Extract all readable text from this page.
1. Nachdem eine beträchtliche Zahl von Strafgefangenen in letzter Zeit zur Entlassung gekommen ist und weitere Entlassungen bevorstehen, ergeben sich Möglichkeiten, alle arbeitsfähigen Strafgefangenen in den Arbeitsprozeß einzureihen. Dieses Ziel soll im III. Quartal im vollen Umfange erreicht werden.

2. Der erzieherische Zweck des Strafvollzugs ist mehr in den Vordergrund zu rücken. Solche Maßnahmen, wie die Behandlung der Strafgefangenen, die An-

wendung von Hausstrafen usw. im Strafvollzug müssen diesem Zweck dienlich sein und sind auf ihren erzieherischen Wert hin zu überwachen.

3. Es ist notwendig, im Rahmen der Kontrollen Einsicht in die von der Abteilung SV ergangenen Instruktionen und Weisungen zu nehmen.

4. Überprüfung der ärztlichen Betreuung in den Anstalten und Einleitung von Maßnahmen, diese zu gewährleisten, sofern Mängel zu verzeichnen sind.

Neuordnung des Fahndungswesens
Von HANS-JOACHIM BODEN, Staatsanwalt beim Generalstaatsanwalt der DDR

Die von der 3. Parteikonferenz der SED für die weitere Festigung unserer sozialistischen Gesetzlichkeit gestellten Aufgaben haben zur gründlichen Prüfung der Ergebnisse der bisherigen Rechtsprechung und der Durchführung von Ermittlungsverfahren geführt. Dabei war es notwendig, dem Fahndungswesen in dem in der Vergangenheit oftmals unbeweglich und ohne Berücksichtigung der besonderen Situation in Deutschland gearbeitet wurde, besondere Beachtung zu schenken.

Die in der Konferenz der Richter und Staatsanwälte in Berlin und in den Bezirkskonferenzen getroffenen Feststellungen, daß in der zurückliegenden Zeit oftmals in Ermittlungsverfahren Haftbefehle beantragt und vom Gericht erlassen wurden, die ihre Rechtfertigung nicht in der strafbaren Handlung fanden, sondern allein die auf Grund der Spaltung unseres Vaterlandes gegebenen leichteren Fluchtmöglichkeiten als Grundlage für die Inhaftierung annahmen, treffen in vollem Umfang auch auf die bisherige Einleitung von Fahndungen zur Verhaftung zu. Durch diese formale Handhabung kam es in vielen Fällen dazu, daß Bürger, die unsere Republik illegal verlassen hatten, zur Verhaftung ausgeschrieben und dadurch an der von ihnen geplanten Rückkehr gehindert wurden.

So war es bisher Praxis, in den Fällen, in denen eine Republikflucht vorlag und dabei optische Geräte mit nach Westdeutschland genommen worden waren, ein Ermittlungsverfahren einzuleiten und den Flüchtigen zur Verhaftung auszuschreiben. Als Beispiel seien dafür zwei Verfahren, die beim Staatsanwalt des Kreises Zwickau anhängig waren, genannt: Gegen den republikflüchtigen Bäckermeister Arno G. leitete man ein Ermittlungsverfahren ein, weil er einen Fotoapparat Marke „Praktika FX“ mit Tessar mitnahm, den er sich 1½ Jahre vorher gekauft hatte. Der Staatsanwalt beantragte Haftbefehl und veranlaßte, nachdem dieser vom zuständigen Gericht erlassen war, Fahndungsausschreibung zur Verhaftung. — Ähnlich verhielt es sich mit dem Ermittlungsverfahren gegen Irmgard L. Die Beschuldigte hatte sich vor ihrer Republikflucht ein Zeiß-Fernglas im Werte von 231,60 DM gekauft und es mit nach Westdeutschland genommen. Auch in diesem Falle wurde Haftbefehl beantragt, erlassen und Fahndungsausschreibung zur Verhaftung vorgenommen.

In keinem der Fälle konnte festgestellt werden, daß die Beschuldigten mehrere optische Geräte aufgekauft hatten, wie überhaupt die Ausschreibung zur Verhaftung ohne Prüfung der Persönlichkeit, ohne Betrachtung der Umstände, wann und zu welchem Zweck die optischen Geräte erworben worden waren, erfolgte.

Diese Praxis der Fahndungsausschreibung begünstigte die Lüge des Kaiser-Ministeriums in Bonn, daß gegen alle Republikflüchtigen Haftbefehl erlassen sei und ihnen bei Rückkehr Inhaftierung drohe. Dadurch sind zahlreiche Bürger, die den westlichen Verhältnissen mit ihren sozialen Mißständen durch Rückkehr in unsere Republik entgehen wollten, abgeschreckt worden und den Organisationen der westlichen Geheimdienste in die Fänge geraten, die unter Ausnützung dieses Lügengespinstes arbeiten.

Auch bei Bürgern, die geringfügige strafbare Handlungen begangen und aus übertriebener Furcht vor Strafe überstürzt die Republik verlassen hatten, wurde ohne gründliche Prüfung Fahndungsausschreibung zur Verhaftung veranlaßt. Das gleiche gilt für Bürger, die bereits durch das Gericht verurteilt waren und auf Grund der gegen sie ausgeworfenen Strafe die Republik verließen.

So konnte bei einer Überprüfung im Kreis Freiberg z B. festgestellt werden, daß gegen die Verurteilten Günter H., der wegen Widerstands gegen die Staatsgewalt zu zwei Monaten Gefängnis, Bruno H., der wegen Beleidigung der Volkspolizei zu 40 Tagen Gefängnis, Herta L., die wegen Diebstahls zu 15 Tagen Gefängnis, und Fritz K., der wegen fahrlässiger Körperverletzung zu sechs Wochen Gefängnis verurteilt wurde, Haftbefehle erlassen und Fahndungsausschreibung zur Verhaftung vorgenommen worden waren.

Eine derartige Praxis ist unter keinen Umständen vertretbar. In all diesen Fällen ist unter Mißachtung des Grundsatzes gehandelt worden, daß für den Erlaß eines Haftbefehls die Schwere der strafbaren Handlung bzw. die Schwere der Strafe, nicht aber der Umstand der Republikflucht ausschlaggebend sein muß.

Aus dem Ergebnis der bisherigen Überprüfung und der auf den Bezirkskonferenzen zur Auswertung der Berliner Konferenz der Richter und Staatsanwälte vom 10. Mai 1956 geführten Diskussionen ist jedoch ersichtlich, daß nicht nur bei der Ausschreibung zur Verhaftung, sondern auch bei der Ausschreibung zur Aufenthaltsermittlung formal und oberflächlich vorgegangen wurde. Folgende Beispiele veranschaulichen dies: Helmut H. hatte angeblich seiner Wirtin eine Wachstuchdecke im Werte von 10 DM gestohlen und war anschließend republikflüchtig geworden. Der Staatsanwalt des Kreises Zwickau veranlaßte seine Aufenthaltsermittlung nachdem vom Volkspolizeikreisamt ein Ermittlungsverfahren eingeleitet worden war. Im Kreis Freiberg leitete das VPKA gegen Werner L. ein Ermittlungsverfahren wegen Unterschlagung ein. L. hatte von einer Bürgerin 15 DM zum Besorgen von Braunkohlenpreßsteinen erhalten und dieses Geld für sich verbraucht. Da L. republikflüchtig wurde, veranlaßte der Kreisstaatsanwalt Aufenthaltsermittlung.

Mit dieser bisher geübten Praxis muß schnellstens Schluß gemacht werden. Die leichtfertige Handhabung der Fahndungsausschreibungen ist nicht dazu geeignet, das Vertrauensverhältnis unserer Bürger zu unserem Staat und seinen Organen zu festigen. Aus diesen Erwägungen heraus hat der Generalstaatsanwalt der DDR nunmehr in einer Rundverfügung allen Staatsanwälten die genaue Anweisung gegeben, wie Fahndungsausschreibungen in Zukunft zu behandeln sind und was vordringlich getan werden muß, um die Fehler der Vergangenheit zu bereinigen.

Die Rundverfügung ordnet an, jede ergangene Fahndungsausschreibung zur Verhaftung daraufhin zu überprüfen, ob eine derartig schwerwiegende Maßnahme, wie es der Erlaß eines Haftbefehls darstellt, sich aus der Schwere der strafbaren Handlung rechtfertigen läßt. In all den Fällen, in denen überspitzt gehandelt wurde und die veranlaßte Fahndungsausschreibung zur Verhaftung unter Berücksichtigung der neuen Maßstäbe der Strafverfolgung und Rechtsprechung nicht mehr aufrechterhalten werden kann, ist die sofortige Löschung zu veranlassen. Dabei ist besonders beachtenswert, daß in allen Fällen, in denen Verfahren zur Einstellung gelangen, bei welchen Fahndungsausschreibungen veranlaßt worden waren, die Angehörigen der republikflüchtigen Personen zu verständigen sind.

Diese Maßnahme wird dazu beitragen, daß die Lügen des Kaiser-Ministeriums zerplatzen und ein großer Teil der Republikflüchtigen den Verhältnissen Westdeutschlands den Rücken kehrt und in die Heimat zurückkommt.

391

--

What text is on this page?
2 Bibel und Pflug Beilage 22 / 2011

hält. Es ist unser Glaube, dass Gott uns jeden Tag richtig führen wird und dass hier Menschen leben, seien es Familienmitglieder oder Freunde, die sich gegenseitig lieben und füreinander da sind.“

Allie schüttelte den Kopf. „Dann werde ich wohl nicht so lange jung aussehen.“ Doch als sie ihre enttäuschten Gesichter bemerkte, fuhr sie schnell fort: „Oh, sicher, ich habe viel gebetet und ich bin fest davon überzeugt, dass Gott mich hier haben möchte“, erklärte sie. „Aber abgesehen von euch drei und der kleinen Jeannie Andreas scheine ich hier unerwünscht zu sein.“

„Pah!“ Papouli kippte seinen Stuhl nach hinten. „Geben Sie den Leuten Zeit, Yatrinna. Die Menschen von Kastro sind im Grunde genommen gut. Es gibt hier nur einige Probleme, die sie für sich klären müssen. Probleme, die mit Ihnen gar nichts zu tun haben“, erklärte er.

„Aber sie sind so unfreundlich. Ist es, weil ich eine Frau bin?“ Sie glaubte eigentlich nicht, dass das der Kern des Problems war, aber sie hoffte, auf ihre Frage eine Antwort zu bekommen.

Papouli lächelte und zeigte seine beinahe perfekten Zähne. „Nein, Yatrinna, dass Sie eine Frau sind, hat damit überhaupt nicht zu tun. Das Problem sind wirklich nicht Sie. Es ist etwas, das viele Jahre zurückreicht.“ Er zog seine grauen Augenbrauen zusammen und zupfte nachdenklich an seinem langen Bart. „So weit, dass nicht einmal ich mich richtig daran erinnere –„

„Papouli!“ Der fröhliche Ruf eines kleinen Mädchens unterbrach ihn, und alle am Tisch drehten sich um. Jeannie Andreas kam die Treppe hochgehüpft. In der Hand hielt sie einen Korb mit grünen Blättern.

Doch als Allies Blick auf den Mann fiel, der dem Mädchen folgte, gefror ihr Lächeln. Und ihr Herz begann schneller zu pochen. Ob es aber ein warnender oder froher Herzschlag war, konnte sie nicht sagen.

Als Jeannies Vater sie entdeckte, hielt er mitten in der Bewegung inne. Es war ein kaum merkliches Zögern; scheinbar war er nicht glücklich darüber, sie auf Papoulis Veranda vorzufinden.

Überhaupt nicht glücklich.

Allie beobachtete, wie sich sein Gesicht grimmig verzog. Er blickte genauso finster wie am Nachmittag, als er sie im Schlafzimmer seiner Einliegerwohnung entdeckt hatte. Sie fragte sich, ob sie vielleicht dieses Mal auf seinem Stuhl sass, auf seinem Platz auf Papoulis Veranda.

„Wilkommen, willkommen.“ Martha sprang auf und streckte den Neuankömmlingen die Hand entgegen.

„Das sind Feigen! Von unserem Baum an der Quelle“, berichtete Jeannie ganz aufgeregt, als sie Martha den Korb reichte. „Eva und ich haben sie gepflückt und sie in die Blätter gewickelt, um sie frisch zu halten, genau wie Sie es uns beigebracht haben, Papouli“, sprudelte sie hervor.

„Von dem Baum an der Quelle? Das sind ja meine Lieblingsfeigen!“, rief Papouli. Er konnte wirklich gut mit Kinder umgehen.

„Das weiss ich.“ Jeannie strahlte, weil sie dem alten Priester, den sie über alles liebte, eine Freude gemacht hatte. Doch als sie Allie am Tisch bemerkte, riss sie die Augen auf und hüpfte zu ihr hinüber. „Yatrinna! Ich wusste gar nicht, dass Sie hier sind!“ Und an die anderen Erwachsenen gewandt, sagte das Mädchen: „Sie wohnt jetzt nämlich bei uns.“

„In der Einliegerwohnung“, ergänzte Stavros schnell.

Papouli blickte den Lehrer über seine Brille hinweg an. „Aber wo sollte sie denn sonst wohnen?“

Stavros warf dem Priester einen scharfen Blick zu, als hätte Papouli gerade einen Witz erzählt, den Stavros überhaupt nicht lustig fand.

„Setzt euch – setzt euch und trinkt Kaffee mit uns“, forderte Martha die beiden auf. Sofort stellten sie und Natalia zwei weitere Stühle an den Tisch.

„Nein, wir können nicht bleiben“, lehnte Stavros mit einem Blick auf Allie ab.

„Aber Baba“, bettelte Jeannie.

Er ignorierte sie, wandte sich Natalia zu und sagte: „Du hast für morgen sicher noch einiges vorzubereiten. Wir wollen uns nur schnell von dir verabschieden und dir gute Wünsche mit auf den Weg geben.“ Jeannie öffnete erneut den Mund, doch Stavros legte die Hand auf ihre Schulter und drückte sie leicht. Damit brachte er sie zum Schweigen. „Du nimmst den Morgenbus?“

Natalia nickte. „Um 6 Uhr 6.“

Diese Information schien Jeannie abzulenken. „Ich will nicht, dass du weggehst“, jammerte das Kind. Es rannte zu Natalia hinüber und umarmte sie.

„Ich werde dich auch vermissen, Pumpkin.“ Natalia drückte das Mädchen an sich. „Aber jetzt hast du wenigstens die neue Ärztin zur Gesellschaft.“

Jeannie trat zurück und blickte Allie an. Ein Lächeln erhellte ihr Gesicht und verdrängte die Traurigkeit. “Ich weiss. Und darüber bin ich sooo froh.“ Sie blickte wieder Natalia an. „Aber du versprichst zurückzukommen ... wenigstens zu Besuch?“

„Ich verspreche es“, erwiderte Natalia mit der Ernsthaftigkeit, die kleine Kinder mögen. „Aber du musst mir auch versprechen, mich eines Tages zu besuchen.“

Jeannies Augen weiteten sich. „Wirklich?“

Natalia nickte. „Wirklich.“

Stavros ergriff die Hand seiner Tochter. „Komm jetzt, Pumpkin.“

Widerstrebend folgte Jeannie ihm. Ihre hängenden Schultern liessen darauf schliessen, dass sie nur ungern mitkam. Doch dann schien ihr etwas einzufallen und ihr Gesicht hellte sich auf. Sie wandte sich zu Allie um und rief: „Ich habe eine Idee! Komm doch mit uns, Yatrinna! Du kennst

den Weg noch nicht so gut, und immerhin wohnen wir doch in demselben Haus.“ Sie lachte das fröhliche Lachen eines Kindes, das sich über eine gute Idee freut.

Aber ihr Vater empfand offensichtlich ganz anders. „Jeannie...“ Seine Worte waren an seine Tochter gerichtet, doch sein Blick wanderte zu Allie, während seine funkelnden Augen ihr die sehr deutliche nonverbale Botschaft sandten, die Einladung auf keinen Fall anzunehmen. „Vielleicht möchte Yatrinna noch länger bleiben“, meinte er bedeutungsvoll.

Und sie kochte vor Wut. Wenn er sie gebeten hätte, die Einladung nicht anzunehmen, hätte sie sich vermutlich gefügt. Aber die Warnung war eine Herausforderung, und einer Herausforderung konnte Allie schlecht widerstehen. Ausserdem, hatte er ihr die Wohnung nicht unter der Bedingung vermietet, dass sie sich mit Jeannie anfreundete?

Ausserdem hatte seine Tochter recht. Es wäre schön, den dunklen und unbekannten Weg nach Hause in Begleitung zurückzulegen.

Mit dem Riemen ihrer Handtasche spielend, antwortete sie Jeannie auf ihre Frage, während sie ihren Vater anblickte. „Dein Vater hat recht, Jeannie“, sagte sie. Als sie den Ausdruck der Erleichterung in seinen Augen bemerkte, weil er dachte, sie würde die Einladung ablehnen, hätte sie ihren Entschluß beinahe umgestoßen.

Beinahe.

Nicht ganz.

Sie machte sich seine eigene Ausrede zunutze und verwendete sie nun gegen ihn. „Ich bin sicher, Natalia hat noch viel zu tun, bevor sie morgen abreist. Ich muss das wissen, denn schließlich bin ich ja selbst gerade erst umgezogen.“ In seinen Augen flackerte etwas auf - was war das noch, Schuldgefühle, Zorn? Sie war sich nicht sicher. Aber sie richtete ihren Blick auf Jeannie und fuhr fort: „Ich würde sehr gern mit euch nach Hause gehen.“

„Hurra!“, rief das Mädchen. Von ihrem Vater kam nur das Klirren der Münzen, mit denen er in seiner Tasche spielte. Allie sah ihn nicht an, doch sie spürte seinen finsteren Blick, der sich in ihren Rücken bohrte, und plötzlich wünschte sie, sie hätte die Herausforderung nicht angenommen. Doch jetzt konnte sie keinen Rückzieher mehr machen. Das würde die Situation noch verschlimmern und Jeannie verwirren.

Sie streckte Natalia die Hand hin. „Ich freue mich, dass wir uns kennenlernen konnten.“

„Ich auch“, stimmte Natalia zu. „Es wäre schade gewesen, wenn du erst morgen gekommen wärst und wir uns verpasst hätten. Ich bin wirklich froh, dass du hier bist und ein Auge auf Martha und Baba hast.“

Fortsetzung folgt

* * *

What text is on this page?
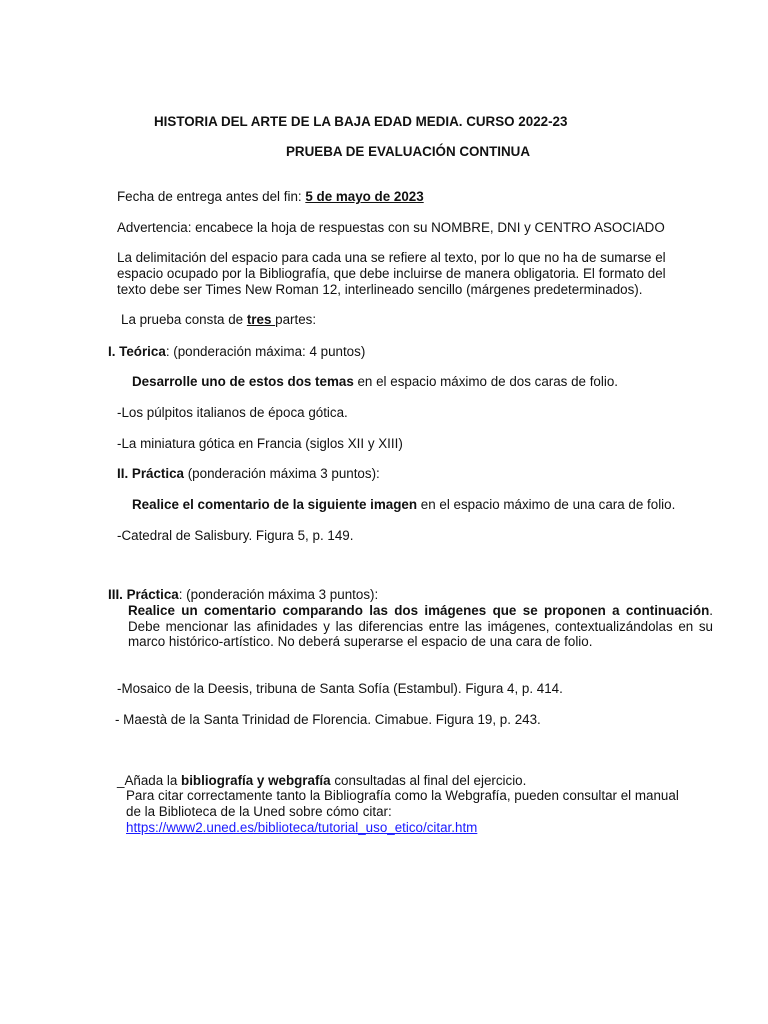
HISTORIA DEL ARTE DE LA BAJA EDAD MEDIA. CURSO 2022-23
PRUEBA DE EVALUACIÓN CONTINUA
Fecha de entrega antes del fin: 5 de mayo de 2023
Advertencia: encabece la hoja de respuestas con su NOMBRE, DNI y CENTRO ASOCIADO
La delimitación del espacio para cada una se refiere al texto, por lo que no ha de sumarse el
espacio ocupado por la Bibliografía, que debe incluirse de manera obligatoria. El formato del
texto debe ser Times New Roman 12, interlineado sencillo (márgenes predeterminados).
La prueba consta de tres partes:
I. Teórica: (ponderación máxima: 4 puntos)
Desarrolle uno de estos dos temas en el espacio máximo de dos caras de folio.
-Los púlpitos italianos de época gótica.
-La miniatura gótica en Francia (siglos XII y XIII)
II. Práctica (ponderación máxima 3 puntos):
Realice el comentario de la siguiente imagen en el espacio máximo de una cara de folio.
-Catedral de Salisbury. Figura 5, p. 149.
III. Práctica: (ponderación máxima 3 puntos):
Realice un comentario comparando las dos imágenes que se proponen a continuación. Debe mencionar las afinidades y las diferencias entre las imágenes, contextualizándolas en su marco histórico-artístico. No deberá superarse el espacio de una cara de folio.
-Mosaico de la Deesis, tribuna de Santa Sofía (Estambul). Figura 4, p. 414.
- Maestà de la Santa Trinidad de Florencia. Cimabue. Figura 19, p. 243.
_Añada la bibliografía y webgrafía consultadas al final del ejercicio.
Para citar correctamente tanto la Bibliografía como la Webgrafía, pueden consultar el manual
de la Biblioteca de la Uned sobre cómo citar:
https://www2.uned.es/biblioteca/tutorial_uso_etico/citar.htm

▶ **About this task**:
Say how many lines in the entries above contain the string "fröhliche". Give the number by itself.

▶ **The answer**:
2